CHALLENGE: Return the entries verbatim and drop every picture.

DATA TO PROCESS:
========================================
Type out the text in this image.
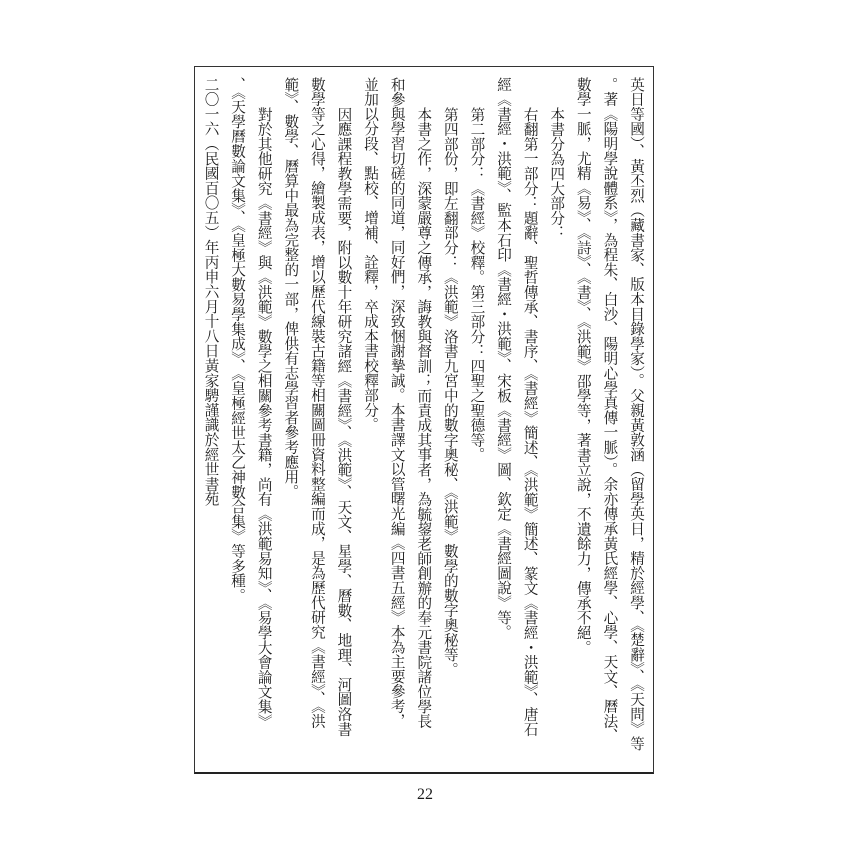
英日等國）、黃丕烈（藏書家、版本目錄學家）。父親黃敦涵（留學英日，精於經學、《楚辭》、《天問》等
。著《陽明學說體系》，為程朱、白沙、陽明心學真傳一脈）。余亦傳承黃氏經學、心學、天文、曆法、
數學一脈，尤精《易》、《詩》、《書》、《洪範》邵學等，著書立說，不遺餘力，傳承不絕。
本書分為四大部分：
右翻第一部分：題辭、聖哲傳承、書序、《書經》簡述、《洪範》簡述、篆文《書經・洪範》、唐石
經《書經・洪範》、監本石印《書經・洪範》、宋板《書經》圖、欽定《書經圖說》等。
第二部分：《書經》校釋。第三部分：四聖之聖德等。
第四部份，即左翻部分：《洪範》洛書九宮中的數字奧秘、《洪範》數學的數字奧秘等。
本書之作，深蒙嚴尊之傳承，誨教與督訓；而責成其事者，為毓鋆老師創辦的奉元書院諸位學長
和參與學習切磋的同道，同好們，深致悃謝摯誠。本書譯文以管曙光編《四書五經》本為主要參考，
並加以分段、點校、增補、詮釋，卒成本書校釋部分。
因應課程教學需要，附以數十年研究諸經《書經》、《洪範》、天文、星學、曆數、地理、河圖洛書
數學等之心得，繪製成表，增以歷代線裝古籍等相關圖冊資料整編而成，是為歷代研究《書經》、《洪
範》、數學、曆算中最為完整的一部，俾供有志學習者參考應用。
對於其他研究《書經》與《洪範》數學之相關參考書籍，尚有《洪範易知》、《易學大會論文集》
、《天學曆數論文集》、《皇極大數易學集成》、《皇極經世太乙神數合集》等多種。
二〇一六（民國百〇五）年丙申六月十八日黃家騁謹識於經世書苑
22
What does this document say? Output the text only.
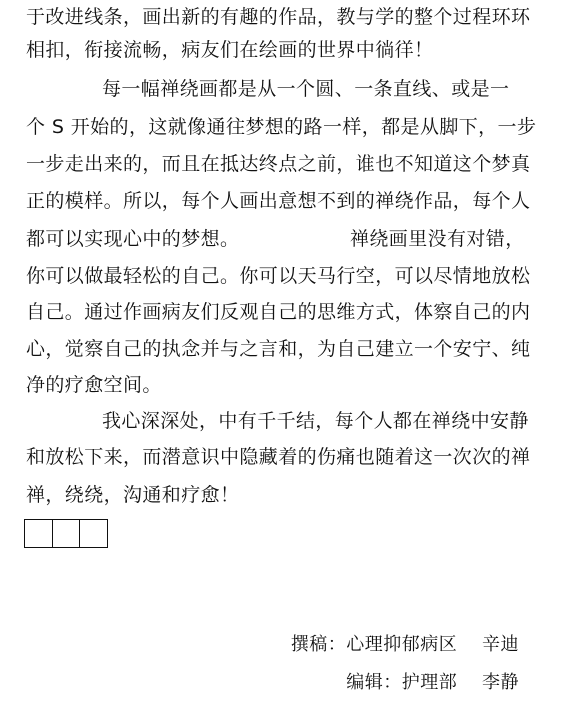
于改进线条，画出新的有趣的作品，教与学的整个过程环环
相扣，衔接流畅，病友们在绘画的世界中徜徉！
每一幅禅绕画都是从一个圆、一条直线、或是一
个 S 开始的，这就像通往梦想的路一样，都是从脚下，一步
一步走出来的，而且在抵达终点之前，谁也不知道这个梦真
正的模样。所以，每个人画出意想不到的禅绕作品，每个人
都可以实现心中的梦想。	禅绕画里没有对错，
你可以做最轻松的自己。你可以天马行空，可以尽情地放松
自己。通过作画病友们反观自己的思维方式，体察自己的内
心，觉察自己的执念并与之言和，为自己建立一个安宁、纯
净的疗愈空间。
我心深深处，中有千千结，每个人都在禅绕中安静
和放松下来，而潜意识中隐藏着的伤痛也随着这一次次的禅
禅，绕绕，沟通和疗愈！
撰稿：心理抑郁病区　 辛迪
编辑：护理部　 李静
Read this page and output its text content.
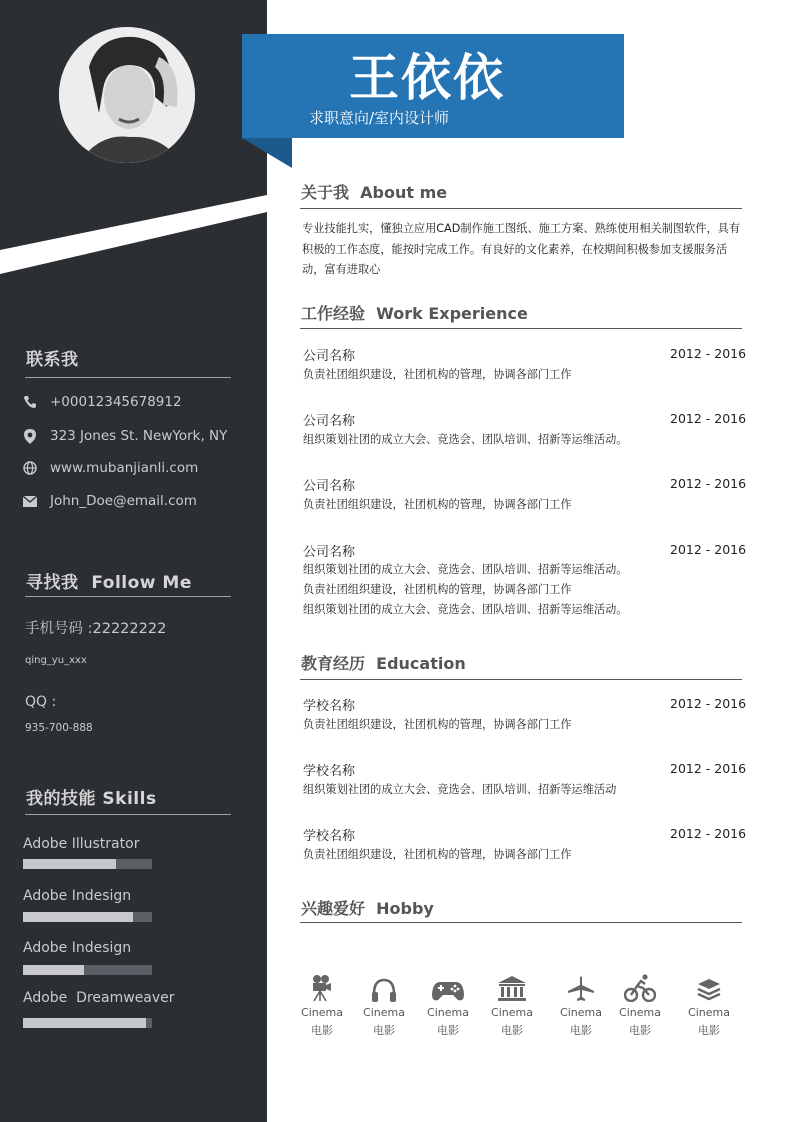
联系我
+00012345678912
323 Jones St. NewYork, NY
www.mubanjianli.com
John_Doe@email.com
寻找我  Follow Me
手机号码 :22222222
qing_yu_xxx
QQ :
935-700-888
我的技能 Skills
Adobe Illustrator
Adobe Indesign
Adobe Indesign
Adobe  Dreamweaver
王依依
求职意向/室内设计师
关于我  About me
专业技能扎实，懂独立应用CAD制作施工图纸、施工方案、熟练使用相关制图软件，具有积极的工作态度，能按时完成工作。有良好的文化素养，在校期间积极参加支援服务活动，富有进取心
工作经验  Work Experience
公司名称	2012 - 2016
负责社团组织建设，社团机构的管理，协调各部门工作
公司名称	2012 - 2016
组织策划社团的成立大会、竞选会、团队培训、招新等运维活动。
公司名称	2012 - 2016
负责社团组织建设，社团机构的管理，协调各部门工作
公司名称	2012 - 2016
组织策划社团的成立大会、竞选会、团队培训、招新等运维活动。
负责社团组织建设，社团机构的管理，协调各部门工作
组织策划社团的成立大会、竞选会、团队培训、招新等运维活动。
教育经历  Education
学校名称	2012 - 2016
负责社团组织建设，社团机构的管理，协调各部门工作
学校名称	2012 - 2016
组织策划社团的成立大会、竞选会、团队培训、招新等运维活动
学校名称	2012 - 2016
负责社团组织建设，社团机构的管理，协调各部门工作
兴趣爱好  Hobby
Cinema
电影
Cinema
电影
Cinema
电影
Cinema
电影
Cinema
电影
Cinema
电影
Cinema
电影
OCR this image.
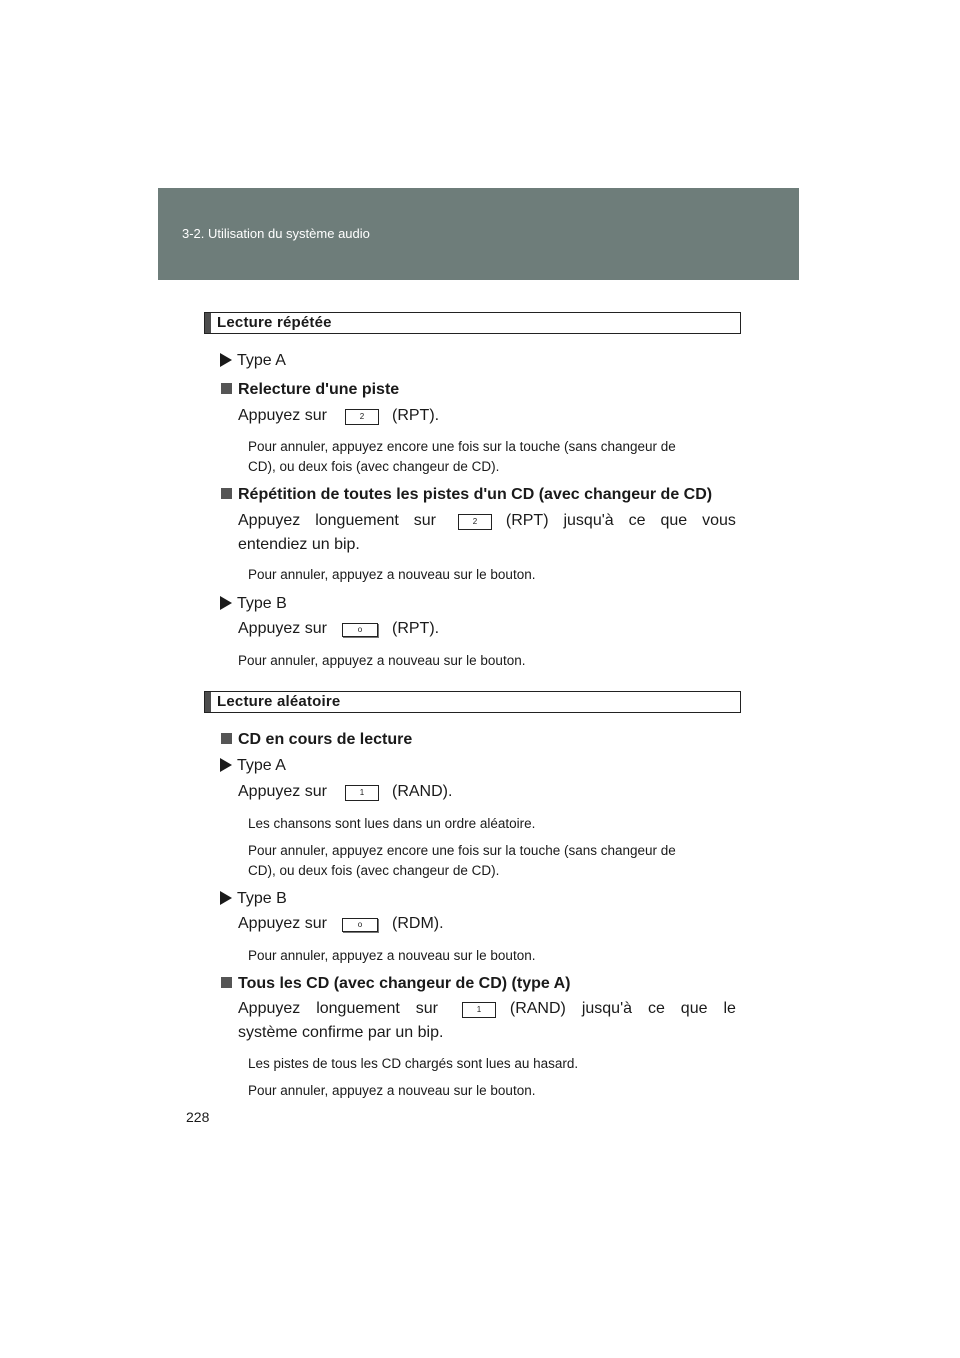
3-2. Utilisation du système audio
Lecture répétée
Type A
Relecture d'une piste
Appuyez sur	2	(RPT).
Pour annuler, appuyez encore une fois sur la touche (sans changeur de
CD), ou deux fois (avec changeur de CD).
Répétition de toutes les pistes d'un CD (avec changeur de CD)
Appuyez longuement sur	(RPT) jusqu'à ce que vous
2
entendiez un bip.
Pour annuler, appuyez a nouveau sur le bouton.
Type B
Appuyez sur	o	(RPT).
Pour annuler, appuyez a nouveau sur le bouton.
Lecture aléatoire
CD en cours de lecture
Type A
Appuyez sur	1	(RAND).
Les chansons sont lues dans un ordre aléatoire.
Pour annuler, appuyez encore une fois sur la touche (sans changeur de
CD), ou deux fois (avec changeur de CD).
Type B
Appuyez sur	o	(RDM).
Pour annuler, appuyez a nouveau sur le bouton.
Tous les CD (avec changeur de CD) (type A)
Appuyez longuement sur	(RAND) jusqu'à ce que le
1
système confirme par un bip.
Les pistes de tous les CD chargés sont lues au hasard.
Pour annuler, appuyez a nouveau sur le bouton.
228
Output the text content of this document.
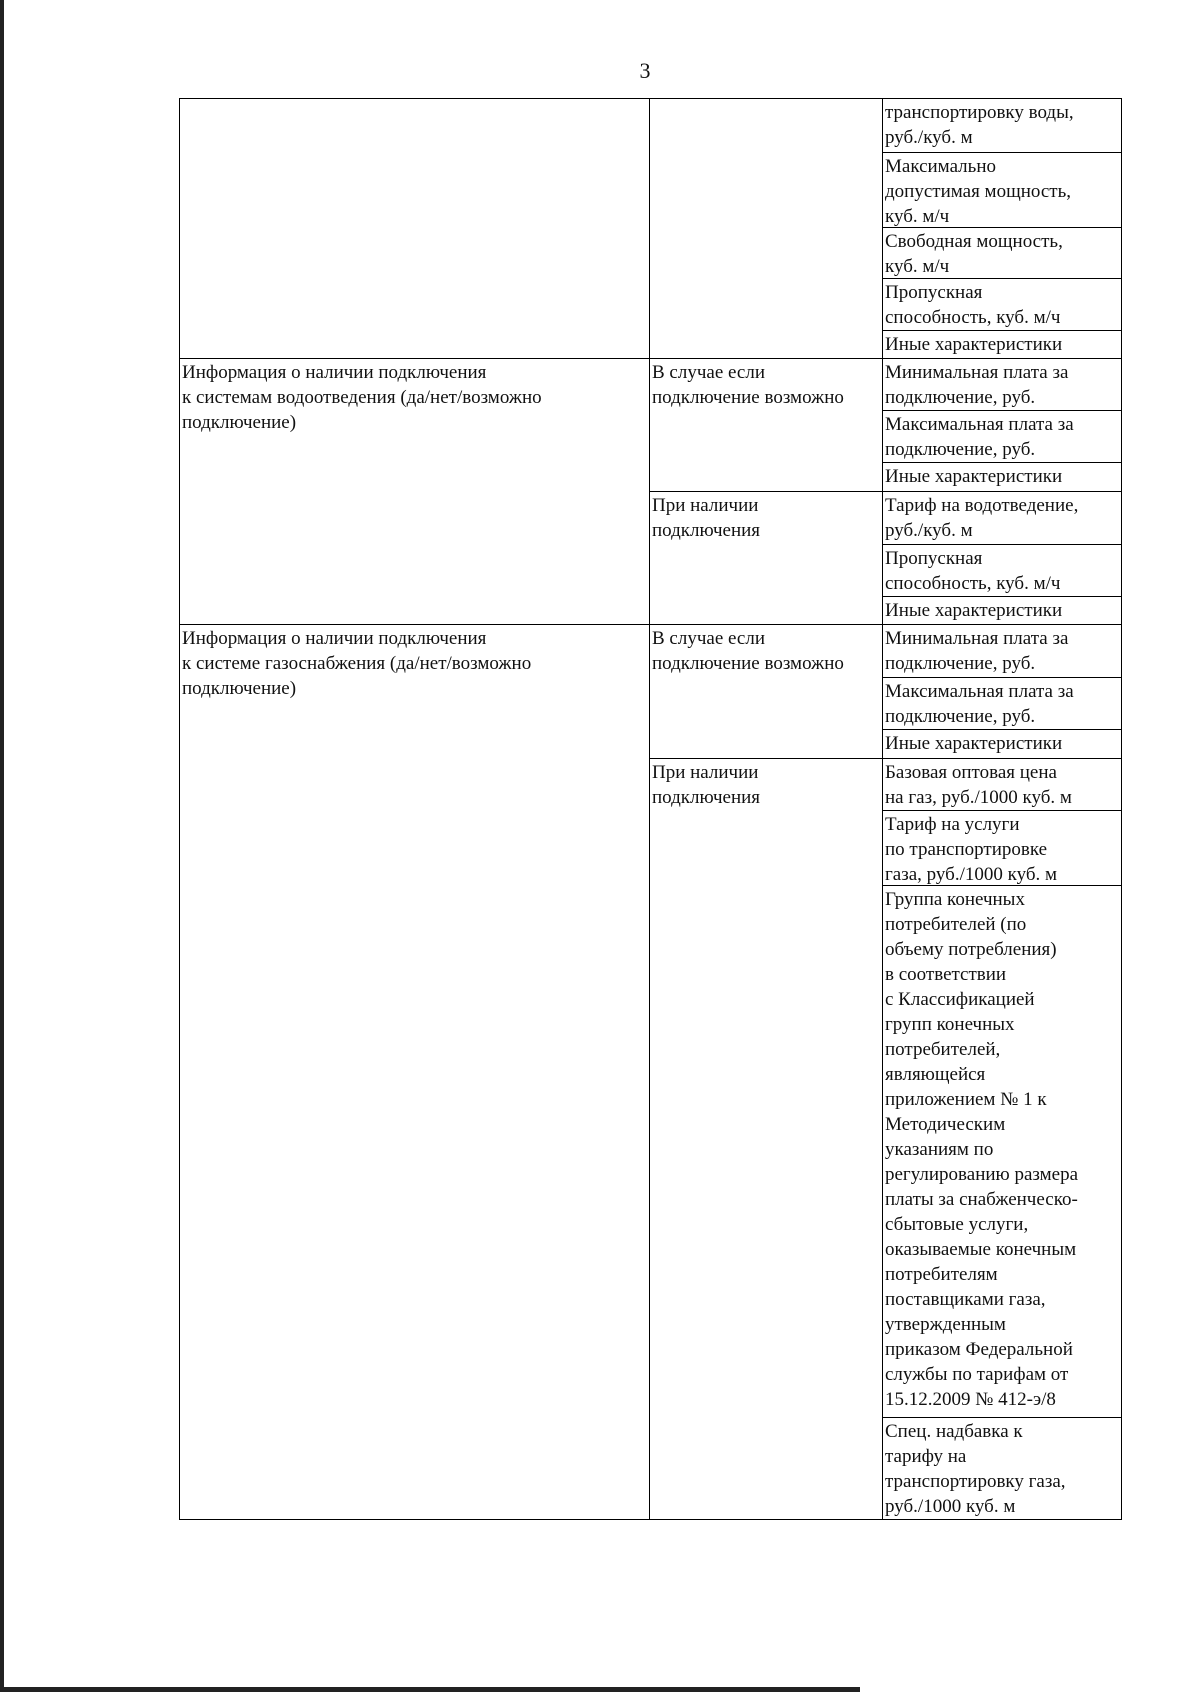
3
транспортировку воды,
руб./куб. м
Максимально
допустимая мощность,
куб. м/ч
Свободная мощность,
куб. м/ч
Пропускная
способность, куб. м/ч
Иные характеристики
Информация о наличии подключения
к системам водоотведения (да/нет/возможно
подключение)
В случае если
подключение возможно
Минимальная плата за
подключение, руб.
Максимальная плата за
подключение, руб.
Иные характеристики
При наличии
подключения
Тариф на водотведение,
руб./куб. м
Пропускная
способность, куб. м/ч
Иные характеристики
Информация о наличии подключения
к системе газоснабжения (да/нет/возможно
подключение)
В случае если
подключение возможно
Минимальная плата за
подключение, руб.
Максимальная плата за
подключение, руб.
Иные характеристики
При наличии
подключения
Базовая оптовая цена
на газ, руб./1000 куб. м
Тариф на услуги
по транспортировке
газа, руб./1000 куб. м
Группа конечных
потребителей (по
объему потребления)
в соответствии
с Классификацией
групп конечных
потребителей,
являющейся
приложением № 1 к
Методическим
указаниям по
регулированию размера
платы за снабженческо-
сбытовые услуги,
оказываемые конечным
потребителям
поставщиками газа,
утвержденным
приказом Федеральной
службы по тарифам от
15.12.2009 № 412-э/8
Спец. надбавка к
тарифу на
транспортировку газа,
руб./1000 куб. м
========================================
SOLUTION FOR THIS TASK:
Type out the text in this image.
英日等國）、黃丕烈（藏書家、版本目錄學家）。父親黃敦涵（留學英日，精於經學、《楚辭》、《天問》等
。著《陽明學說體系》，為程朱、白沙、陽明心學真傳一脈）。余亦傳承黃氏經學、心學、天文、曆法、
數學一脈，尤精《易》、《詩》、《書》、《洪範》邵學等，著書立說，不遺餘力，傳承不絕。
本書分為四大部分：
右翻第一部分：題辭、聖哲傳承、書序、《書經》簡述、《洪範》簡述、篆文《書經・洪範》、唐石
經《書經・洪範》、監本石印《書經・洪範》、宋板《書經》圖、欽定《書經圖說》等。
第二部分：《書經》校釋。第三部分：四聖之聖德等。
第四部份，即左翻部分：《洪範》洛書九宮中的數字奧秘、《洪範》數學的數字奧秘等。
本書之作，深蒙嚴尊之傳承，誨教與督訓；而責成其事者，為毓鋆老師創辦的奉元書院諸位學長
和參與學習切磋的同道，同好們，深致悃謝摯誠。本書譯文以管曙光編《四書五經》本為主要參考，
並加以分段、點校、增補、詮釋，卒成本書校釋部分。
因應課程教學需要，附以數十年研究諸經《書經》、《洪範》、天文、星學、曆數、地理、河圖洛書
數學等之心得，繪製成表，增以歷代線裝古籍等相關圖冊資料整編而成，是為歷代研究《書經》、《洪
範》、數學、曆算中最為完整的一部，俾供有志學習者參考應用。
對於其他研究《書經》與《洪範》數學之相關參考書籍，尚有《洪範易知》、《易學大會論文集》
、《天學曆數論文集》、《皇極大數易學集成》、《皇極經世太乙神數合集》等多種。
二〇一六（民國百〇五）年丙申六月十八日黃家騁謹識於經世書苑
22
What does this document say? Output the text only.
于改进线条，画出新的有趣的作品，教与学的整个过程环环
相扣，衔接流畅，病友们在绘画的世界中徜徉！
每一幅禅绕画都是从一个圆、一条直线、或是一
个 S 开始的，这就像通往梦想的路一样，都是从脚下，一步
一步走出来的，而且在抵达终点之前，谁也不知道这个梦真
正的模样。所以，每个人画出意想不到的禅绕作品，每个人
都可以实现心中的梦想。	禅绕画里没有对错，
你可以做最轻松的自己。你可以天马行空，可以尽情地放松
自己。通过作画病友们反观自己的思维方式，体察自己的内
心，觉察自己的执念并与之言和，为自己建立一个安宁、纯
净的疗愈空间。
我心深深处，中有千千结，每个人都在禅绕中安静
和放松下来，而潜意识中隐藏着的伤痛也随着这一次次的禅
禅，绕绕，沟通和疗愈！
撰稿：心理抑郁病区　 辛迪
编辑：护理部　 李静
Read this page and output its text content.
联系我
+00012345678912
323 Jones St. NewYork, NY
www.mubanjianli.com
John_Doe@email.com
寻找我  Follow Me
手机号码 :22222222
qing_yu_xxx
QQ :
935-700-888
我的技能 Skills
Adobe Illustrator
Adobe Indesign
Adobe Indesign
Adobe  Dreamweaver
王依依
求职意向/室内设计师
关于我  About me
专业技能扎实，懂独立应用CAD制作施工图纸、施工方案、熟练使用相关制图软件，具有积极的工作态度，能按时完成工作。有良好的文化素养，在校期间积极参加支援服务活动，富有进取心
工作经验  Work Experience
公司名称	2012 - 2016
负责社团组织建设，社团机构的管理，协调各部门工作
公司名称	2012 - 2016
组织策划社团的成立大会、竞选会、团队培训、招新等运维活动。
公司名称	2012 - 2016
负责社团组织建设，社团机构的管理，协调各部门工作
公司名称	2012 - 2016
组织策划社团的成立大会、竞选会、团队培训、招新等运维活动。
负责社团组织建设，社团机构的管理，协调各部门工作
组织策划社团的成立大会、竞选会、团队培训、招新等运维活动。
教育经历  Education
学校名称	2012 - 2016
负责社团组织建设，社团机构的管理，协调各部门工作
学校名称	2012 - 2016
组织策划社团的成立大会、竞选会、团队培训、招新等运维活动
学校名称	2012 - 2016
负责社团组织建设，社团机构的管理，协调各部门工作
兴趣爱好  Hobby
Cinema
电影
Cinema
电影
Cinema
电影
Cinema
电影
Cinema
电影
Cinema
电影
Cinema
电影
OCR this image.
3-2. Utilisation du système audio
Lecture répétée
Type A
Relecture d'une piste
Appuyez sur	2	(RPT).
Pour annuler, appuyez encore une fois sur la touche (sans changeur de
CD), ou deux fois (avec changeur de CD).
Répétition de toutes les pistes d'un CD (avec changeur de CD)
Appuyez longuement sur	(RPT) jusqu'à ce que vous
2
entendiez un bip.
Pour annuler, appuyez a nouveau sur le bouton.
Type B
Appuyez sur	o	(RPT).
Pour annuler, appuyez a nouveau sur le bouton.
Lecture aléatoire
CD en cours de lecture
Type A
Appuyez sur	1	(RAND).
Les chansons sont lues dans un ordre aléatoire.
Pour annuler, appuyez encore une fois sur la touche (sans changeur de
CD), ou deux fois (avec changeur de CD).
Type B
Appuyez sur	o	(RDM).
Pour annuler, appuyez a nouveau sur le bouton.
Tous les CD (avec changeur de CD) (type A)
Appuyez longuement sur	(RAND) jusqu'à ce que le
1
système confirme par un bip.
Les pistes de tous les CD chargés sont lues au hasard.
Pour annuler, appuyez a nouveau sur le bouton.
228
Output the text content of this document.
3
транспортировку воды,
руб./куб. м
Максимально
допустимая мощность,
куб. м/ч
Свободная мощность,
куб. м/ч
Пропускная
способность, куб. м/ч
Иные характеристики
Информация о наличии подключения
к системам водоотведения (да/нет/возможно
подключение)
В случае если
подключение возможно
Минимальная плата за
подключение, руб.
Максимальная плата за
подключение, руб.
Иные характеристики
При наличии
подключения
Тариф на водотведение,
руб./куб. м
Пропускная
способность, куб. м/ч
Иные характеристики
Информация о наличии подключения
к системе газоснабжения (да/нет/возможно
подключение)
В случае если
подключение возможно
Минимальная плата за
подключение, руб.
Максимальная плата за
подключение, руб.
Иные характеристики
При наличии
подключения
Базовая оптовая цена
на газ, руб./1000 куб. м
Тариф на услуги
по транспортировке
газа, руб./1000 куб. м
Группа конечных
потребителей (по
объему потребления)
в соответствии
с Классификацией
групп конечных
потребителей,
являющейся
приложением № 1 к
Методическим
указаниям по
регулированию размера
платы за снабженческо-
сбытовые услуги,
оказываемые конечным
потребителям
поставщиками газа,
утвержденным
приказом Федеральной
службы по тарифам от
15.12.2009 № 412-э/8
Спец. надбавка к
тарифу на
транспортировку газа,
руб./1000 куб. м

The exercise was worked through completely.